(Task instructions):
Each line of the material below that holds the word "alpha" needs to be copied.

[Stored records]
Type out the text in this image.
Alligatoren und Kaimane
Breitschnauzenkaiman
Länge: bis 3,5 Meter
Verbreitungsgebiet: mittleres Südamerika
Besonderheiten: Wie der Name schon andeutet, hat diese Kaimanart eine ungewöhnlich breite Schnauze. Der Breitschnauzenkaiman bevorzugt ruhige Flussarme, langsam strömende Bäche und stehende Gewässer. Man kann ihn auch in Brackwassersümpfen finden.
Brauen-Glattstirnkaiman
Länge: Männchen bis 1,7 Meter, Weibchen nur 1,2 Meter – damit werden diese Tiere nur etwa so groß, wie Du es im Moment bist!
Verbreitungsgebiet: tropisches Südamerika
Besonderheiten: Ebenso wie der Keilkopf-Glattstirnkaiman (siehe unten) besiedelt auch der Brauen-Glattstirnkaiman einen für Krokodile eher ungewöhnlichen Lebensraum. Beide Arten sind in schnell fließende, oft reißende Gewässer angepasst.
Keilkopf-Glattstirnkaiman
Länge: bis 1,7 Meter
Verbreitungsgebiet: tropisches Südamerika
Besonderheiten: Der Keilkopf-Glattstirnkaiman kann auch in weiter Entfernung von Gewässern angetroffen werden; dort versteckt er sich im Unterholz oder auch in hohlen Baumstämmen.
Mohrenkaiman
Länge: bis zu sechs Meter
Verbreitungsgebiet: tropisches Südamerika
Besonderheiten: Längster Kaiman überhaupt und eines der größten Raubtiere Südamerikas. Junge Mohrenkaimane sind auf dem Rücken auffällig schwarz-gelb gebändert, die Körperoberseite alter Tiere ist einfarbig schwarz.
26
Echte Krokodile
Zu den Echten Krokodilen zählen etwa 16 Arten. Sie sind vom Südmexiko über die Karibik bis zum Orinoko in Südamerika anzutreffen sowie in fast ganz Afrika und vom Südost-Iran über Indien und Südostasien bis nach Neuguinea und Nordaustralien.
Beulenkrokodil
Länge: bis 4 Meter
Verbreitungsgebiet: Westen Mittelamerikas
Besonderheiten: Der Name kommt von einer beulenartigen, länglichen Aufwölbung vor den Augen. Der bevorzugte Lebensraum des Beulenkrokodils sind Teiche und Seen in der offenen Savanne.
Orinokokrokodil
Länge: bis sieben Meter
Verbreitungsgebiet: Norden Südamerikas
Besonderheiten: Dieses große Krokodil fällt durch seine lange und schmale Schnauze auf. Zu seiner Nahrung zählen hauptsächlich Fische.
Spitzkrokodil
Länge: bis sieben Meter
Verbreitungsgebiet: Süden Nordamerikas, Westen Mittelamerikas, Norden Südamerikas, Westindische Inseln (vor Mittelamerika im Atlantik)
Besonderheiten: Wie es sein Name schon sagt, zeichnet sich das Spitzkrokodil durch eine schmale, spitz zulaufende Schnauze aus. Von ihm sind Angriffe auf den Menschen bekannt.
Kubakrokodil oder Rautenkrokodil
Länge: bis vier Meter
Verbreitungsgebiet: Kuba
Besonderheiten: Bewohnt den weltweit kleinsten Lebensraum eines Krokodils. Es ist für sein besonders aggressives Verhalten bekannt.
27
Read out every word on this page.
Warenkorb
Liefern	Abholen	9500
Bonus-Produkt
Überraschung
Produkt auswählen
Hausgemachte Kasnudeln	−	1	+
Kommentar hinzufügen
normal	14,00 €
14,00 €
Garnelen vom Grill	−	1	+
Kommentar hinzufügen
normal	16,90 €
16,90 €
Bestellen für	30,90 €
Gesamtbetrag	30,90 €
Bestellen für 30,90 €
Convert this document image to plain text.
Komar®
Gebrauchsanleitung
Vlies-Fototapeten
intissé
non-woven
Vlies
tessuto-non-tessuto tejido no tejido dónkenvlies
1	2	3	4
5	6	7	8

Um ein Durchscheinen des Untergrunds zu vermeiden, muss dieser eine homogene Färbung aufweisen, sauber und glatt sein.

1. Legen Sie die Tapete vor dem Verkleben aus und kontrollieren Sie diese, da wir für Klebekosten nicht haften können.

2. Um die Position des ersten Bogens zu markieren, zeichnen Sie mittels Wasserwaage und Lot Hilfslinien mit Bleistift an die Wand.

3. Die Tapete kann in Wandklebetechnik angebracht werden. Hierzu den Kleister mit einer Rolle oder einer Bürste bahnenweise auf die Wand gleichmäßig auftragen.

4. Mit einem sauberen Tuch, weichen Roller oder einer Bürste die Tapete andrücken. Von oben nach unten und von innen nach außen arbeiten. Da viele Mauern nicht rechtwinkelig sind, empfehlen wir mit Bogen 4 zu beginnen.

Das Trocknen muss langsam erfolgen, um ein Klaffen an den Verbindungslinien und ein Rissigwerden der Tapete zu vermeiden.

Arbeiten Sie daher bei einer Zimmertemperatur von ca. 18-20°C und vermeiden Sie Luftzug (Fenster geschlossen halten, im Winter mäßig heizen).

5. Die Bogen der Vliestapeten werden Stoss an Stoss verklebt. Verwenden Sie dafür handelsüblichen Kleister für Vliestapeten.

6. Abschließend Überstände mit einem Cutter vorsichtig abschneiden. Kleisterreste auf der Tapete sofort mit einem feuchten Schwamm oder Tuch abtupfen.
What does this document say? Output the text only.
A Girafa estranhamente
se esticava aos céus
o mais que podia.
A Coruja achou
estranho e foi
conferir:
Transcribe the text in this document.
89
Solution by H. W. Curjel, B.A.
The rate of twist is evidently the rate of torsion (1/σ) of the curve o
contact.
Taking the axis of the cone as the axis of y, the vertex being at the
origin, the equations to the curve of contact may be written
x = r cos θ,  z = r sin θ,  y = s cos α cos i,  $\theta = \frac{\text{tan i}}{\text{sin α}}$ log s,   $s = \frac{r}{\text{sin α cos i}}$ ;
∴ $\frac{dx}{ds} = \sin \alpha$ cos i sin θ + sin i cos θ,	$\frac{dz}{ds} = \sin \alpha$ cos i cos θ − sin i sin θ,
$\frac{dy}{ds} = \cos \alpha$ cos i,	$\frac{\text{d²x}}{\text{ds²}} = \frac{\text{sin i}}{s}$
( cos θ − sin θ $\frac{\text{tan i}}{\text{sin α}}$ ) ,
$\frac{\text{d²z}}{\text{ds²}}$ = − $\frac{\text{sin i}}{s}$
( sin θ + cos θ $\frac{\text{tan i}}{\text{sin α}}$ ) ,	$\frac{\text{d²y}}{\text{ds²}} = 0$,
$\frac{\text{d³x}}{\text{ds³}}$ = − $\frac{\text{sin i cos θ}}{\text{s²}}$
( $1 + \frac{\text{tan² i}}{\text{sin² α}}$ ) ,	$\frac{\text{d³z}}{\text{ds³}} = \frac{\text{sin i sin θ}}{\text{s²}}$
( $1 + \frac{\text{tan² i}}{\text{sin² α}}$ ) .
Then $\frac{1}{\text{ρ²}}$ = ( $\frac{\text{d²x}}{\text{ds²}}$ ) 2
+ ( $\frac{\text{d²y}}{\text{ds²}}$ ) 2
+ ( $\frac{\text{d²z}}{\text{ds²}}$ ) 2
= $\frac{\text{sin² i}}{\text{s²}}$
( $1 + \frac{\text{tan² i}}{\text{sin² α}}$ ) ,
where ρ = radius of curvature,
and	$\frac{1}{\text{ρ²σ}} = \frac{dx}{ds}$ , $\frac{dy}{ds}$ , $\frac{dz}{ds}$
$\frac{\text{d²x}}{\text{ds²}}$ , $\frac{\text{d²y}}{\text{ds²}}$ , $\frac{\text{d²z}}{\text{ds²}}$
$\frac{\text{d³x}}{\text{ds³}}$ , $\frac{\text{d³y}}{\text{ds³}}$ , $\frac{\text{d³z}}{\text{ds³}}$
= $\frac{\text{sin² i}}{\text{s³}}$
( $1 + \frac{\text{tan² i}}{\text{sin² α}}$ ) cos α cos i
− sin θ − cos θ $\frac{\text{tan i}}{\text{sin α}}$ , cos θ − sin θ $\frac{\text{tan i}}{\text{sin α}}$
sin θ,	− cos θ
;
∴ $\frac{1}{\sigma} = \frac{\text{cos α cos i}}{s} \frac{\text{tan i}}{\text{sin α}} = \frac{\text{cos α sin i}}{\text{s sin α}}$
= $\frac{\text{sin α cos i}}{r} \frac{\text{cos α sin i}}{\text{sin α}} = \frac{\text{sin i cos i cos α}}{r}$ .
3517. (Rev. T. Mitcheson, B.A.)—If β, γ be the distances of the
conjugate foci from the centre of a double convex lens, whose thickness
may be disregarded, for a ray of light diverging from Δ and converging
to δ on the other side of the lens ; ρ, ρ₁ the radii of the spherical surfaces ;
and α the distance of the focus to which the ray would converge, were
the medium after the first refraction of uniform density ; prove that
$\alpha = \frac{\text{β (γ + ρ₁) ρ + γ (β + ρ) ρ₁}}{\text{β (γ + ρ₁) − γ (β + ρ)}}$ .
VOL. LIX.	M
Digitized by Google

(Written answer):
∴ $\frac{dx}{ds} = \sin \alpha$ cos i sin θ + sin i cos θ,	$\frac{dz}{ds} = \sin \alpha$ cos i cos θ − sin i sin θ,
$\frac{dy}{ds} = \cos \alpha$ cos i,	$\frac{\text{d²x}}{\text{ds²}} = \frac{\text{sin i}}{s}$
$\alpha = \frac{\text{β (γ + ρ₁) ρ + γ (β + ρ) ρ₁}}{\text{β (γ + ρ₁) − γ (β + ρ)}}$ .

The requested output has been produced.